**GIVEN REQUEST**: In the records below, rewrite everything from the line containing "side-panel-icon[interactable]: ◫ bbox=[1070, 79, 1085, 99]" down to the line containing "system-tray[interactable]: ▩ 🔊", swapping "dock-thunderbird" for "dock-mail" and keeping everything else the same. Return only those lines.

******

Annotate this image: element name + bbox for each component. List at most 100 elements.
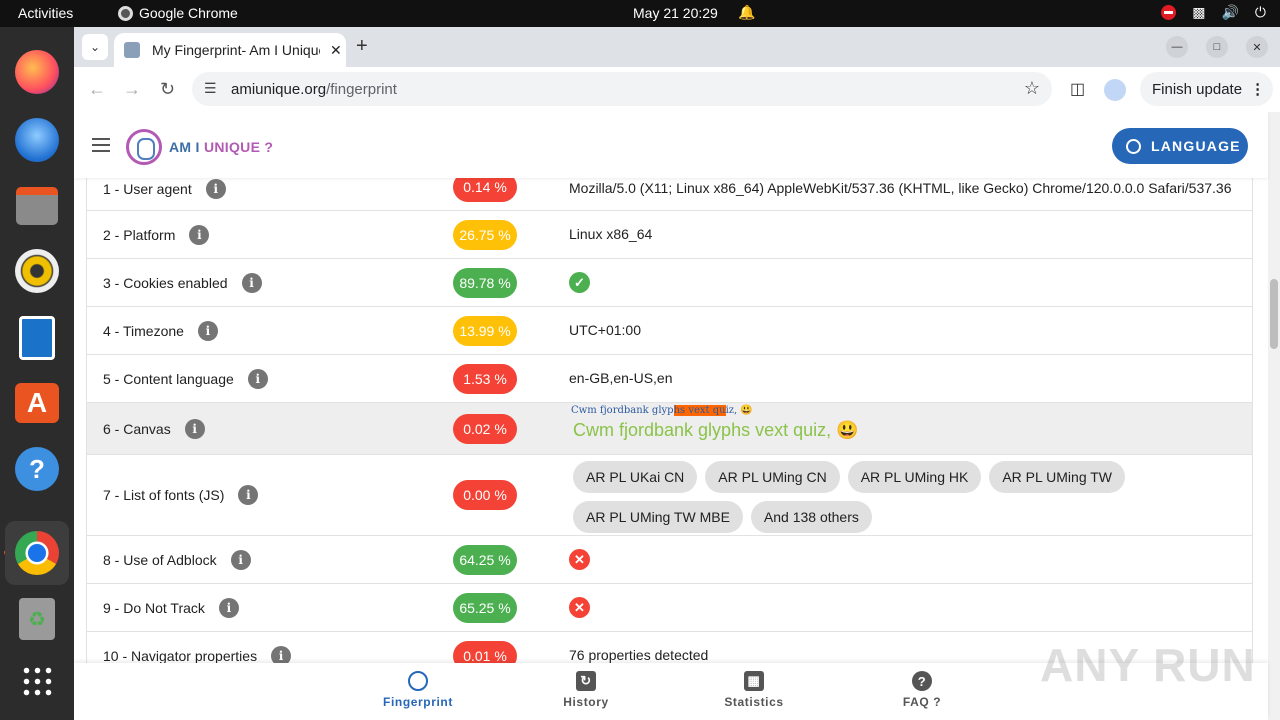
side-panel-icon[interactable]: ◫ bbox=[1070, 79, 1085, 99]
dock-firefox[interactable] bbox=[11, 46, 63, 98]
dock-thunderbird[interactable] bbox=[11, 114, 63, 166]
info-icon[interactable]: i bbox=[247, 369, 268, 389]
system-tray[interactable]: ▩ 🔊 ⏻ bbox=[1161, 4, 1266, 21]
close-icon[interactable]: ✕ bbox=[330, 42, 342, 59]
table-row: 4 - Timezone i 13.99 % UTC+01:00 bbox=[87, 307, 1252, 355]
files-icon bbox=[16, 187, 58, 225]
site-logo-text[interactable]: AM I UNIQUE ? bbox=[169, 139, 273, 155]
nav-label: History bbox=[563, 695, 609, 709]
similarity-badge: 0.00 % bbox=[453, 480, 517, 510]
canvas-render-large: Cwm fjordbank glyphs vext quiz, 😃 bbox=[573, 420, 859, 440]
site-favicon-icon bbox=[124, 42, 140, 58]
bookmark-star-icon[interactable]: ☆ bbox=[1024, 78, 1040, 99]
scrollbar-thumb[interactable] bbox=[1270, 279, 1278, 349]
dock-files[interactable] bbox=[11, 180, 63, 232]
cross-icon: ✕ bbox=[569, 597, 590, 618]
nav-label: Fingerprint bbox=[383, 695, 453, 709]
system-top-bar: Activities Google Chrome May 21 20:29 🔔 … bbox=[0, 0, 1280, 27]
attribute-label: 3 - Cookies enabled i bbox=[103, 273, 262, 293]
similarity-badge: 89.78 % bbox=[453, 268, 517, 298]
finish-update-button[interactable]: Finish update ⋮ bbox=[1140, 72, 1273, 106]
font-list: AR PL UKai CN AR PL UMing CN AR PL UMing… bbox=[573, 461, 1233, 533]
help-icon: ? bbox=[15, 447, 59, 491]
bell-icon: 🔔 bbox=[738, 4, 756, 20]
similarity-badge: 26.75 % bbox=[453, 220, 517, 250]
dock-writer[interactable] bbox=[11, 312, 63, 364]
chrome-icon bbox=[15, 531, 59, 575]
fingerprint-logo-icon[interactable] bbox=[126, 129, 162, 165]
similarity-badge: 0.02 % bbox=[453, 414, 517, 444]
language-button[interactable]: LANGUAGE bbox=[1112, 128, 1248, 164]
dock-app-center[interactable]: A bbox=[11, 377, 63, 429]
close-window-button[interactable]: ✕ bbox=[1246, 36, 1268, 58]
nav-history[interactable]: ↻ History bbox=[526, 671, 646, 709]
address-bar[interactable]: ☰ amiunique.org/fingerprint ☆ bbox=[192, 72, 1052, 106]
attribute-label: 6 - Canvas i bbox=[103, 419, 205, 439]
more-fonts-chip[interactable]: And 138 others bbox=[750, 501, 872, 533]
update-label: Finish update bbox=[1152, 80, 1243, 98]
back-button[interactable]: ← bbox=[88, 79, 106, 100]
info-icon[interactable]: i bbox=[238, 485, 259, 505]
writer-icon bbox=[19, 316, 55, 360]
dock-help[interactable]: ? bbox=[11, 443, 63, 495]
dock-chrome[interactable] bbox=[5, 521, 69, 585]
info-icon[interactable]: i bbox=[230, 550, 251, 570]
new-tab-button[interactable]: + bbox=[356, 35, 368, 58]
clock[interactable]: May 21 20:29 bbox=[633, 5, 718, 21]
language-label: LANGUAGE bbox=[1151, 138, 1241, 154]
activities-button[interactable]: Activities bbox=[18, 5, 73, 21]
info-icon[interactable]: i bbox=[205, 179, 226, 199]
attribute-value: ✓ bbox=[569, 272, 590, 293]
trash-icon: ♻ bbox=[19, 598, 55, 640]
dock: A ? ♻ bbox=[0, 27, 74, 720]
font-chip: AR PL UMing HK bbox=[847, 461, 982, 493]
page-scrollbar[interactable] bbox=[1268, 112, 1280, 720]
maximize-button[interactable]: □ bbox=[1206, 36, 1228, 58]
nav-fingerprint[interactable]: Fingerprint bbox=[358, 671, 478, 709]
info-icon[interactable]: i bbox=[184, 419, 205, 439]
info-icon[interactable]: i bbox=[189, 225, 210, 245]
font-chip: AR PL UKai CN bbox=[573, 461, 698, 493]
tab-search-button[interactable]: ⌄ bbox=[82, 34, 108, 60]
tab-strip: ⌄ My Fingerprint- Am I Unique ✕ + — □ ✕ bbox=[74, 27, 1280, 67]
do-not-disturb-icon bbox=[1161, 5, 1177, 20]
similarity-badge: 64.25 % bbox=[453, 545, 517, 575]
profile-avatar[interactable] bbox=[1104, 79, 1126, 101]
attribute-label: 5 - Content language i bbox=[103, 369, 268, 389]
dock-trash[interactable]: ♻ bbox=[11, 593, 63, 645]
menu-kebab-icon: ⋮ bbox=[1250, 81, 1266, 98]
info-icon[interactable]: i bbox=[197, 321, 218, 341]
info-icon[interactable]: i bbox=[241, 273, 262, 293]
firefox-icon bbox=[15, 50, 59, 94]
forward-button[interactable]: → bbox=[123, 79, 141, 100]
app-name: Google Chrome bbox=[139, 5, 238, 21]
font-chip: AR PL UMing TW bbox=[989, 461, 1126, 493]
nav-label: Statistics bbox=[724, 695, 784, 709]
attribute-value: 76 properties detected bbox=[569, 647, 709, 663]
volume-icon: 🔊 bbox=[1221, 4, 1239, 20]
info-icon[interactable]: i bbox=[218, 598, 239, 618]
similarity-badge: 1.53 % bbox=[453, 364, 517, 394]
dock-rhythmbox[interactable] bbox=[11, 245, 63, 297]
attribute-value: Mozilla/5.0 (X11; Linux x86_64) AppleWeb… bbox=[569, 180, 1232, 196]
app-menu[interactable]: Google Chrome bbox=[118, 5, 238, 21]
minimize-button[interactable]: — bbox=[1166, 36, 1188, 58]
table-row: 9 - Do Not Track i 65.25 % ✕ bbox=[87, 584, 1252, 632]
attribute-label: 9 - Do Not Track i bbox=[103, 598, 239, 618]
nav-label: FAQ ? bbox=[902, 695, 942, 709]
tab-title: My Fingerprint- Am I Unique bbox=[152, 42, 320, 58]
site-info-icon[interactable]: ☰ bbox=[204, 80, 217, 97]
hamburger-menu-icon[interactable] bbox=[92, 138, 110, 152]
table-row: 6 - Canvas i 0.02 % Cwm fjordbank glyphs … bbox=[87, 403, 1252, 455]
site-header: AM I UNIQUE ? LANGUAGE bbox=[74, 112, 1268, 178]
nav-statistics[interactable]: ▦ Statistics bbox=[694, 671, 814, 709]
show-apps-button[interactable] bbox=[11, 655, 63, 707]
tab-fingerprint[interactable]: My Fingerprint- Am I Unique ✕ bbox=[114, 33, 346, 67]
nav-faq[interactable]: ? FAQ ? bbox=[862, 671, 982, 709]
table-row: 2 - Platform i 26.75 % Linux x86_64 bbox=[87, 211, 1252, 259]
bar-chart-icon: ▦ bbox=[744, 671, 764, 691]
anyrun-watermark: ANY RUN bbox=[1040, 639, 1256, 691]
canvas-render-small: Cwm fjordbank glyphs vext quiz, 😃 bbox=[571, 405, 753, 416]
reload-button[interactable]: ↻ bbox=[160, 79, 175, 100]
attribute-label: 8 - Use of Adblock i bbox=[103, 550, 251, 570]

******

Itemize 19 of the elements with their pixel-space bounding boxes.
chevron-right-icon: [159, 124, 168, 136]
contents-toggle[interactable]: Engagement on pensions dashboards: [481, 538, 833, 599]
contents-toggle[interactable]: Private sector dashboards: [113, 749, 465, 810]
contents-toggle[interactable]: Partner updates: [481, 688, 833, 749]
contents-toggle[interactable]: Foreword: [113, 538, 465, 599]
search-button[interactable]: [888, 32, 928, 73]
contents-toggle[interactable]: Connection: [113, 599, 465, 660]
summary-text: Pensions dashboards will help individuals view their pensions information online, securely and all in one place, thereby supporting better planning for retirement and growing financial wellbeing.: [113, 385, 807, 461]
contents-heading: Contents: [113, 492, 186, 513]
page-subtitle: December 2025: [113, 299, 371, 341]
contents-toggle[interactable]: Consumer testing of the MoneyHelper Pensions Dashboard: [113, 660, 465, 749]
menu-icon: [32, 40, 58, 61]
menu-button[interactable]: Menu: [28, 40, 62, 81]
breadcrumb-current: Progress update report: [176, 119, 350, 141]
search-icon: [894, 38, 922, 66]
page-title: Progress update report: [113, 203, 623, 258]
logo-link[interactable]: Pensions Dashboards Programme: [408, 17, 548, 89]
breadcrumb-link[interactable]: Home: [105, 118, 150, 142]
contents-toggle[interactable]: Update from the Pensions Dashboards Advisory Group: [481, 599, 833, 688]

******

**EXERCISE RESULT**:
side-panel-icon[interactable]: ◫ bbox=[1070, 79, 1085, 99]
dock-firefox[interactable] bbox=[11, 46, 63, 98]
dock-mail[interactable] bbox=[11, 114, 63, 166]
info-icon[interactable]: i bbox=[247, 369, 268, 389]
system-tray[interactable]: ▩ 🔊 ⏻ bbox=[1161, 4, 1266, 21]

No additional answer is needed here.